**Given data**
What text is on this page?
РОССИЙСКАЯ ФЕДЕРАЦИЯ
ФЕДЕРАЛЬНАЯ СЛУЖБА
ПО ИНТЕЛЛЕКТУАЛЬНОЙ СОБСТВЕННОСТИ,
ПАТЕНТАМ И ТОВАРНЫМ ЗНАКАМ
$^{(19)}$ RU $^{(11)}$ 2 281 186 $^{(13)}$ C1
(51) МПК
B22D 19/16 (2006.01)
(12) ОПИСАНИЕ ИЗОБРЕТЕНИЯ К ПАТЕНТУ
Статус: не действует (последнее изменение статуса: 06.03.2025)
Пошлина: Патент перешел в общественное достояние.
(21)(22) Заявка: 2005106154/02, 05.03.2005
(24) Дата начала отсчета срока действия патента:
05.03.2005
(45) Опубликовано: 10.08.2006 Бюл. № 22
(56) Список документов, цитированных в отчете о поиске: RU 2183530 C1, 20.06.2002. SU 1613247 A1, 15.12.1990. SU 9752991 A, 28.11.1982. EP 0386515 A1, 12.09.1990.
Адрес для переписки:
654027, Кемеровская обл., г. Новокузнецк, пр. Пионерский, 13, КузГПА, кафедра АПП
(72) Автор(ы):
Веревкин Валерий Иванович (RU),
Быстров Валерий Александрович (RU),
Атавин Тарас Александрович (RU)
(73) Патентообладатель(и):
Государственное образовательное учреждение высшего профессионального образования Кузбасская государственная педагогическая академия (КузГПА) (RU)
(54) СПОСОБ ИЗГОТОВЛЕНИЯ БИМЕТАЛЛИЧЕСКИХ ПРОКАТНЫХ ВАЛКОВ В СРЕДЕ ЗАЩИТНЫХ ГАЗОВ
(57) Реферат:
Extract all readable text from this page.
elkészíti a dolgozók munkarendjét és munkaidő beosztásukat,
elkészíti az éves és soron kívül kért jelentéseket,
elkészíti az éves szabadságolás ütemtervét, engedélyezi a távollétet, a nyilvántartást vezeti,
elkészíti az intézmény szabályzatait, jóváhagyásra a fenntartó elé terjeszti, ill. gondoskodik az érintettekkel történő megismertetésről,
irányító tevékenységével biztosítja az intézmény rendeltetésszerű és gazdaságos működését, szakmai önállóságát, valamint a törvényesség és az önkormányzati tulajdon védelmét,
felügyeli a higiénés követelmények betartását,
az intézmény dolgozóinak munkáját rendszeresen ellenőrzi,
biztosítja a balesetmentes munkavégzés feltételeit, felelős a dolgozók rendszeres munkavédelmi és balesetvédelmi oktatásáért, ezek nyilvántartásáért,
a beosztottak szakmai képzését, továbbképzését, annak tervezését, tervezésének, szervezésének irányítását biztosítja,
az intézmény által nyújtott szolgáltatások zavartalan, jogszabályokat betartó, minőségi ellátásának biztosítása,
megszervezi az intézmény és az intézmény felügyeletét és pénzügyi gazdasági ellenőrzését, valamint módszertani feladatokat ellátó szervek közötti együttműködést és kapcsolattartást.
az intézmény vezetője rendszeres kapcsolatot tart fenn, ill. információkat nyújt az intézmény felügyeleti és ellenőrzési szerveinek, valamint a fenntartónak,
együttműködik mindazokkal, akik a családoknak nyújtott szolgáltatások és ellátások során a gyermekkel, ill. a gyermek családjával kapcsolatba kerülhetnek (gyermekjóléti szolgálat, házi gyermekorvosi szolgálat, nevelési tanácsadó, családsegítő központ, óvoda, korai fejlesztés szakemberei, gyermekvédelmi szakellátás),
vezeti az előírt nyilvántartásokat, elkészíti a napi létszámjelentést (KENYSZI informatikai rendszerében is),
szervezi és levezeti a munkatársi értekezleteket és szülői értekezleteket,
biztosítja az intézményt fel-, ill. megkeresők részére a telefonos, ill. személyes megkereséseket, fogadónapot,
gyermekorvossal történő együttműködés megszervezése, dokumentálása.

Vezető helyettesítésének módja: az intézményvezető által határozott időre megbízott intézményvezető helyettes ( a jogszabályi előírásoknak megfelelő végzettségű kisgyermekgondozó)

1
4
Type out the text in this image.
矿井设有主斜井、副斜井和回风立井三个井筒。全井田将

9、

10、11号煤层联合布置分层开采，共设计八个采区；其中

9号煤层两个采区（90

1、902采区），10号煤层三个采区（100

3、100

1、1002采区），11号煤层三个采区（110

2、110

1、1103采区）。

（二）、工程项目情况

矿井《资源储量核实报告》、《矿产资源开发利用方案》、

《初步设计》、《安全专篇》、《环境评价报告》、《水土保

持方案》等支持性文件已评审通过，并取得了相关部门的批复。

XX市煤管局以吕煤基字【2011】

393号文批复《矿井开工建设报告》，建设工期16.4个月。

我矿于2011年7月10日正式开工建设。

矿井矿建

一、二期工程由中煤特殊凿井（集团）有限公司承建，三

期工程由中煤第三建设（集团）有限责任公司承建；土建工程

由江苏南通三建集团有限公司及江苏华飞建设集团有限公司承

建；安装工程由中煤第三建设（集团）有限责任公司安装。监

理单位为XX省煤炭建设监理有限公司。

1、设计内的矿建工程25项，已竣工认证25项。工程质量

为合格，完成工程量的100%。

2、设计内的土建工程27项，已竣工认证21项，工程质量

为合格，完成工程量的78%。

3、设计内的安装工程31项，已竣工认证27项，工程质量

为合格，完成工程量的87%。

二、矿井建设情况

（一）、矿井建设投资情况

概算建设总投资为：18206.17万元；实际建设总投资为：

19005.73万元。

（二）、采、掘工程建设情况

**Short problem**
Repeat, without change, each line of the data above from the one that contains "Type out the text in this image." through the final line, counting both.

**Solution to the exercise**
Type out the text in this image.
矿井设有主斜井、副斜井和回风立井三个井筒。全井田将

9、

10、11号煤层联合布置分层开采，共设计八个采区；其中

9号煤层两个采区（90

1、902采区），10号煤层三个采区（100

3、100

1、1002采区），11号煤层三个采区（110

2、110

1、1103采区）。

（二）、工程项目情况

矿井《资源储量核实报告》、《矿产资源开发利用方案》、

《初步设计》、《安全专篇》、《环境评价报告》、《水土保

持方案》等支持性文件已评审通过，并取得了相关部门的批复。

XX市煤管局以吕煤基字【2011】

393号文批复《矿井开工建设报告》，建设工期16.4个月。

我矿于2011年7月10日正式开工建设。

矿井矿建

一、二期工程由中煤特殊凿井（集团）有限公司承建，三

期工程由中煤第三建设（集团）有限责任公司承建；土建工程

由江苏南通三建集团有限公司及江苏华飞建设集团有限公司承

建；安装工程由中煤第三建设（集团）有限责任公司安装。监

理单位为XX省煤炭建设监理有限公司。

1、设计内的矿建工程25项，已竣工认证25项。工程质量

为合格，完成工程量的100%。

2、设计内的土建工程27项，已竣工认证21项，工程质量

为合格，完成工程量的78%。

3、设计内的安装工程31项，已竣工认证27项，工程质量

为合格，完成工程量的87%。

二、矿井建设情况

（一）、矿井建设投资情况

概算建设总投资为：18206.17万元；实际建设总投资为：

19005.73万元。

（二）、采、掘工程建设情况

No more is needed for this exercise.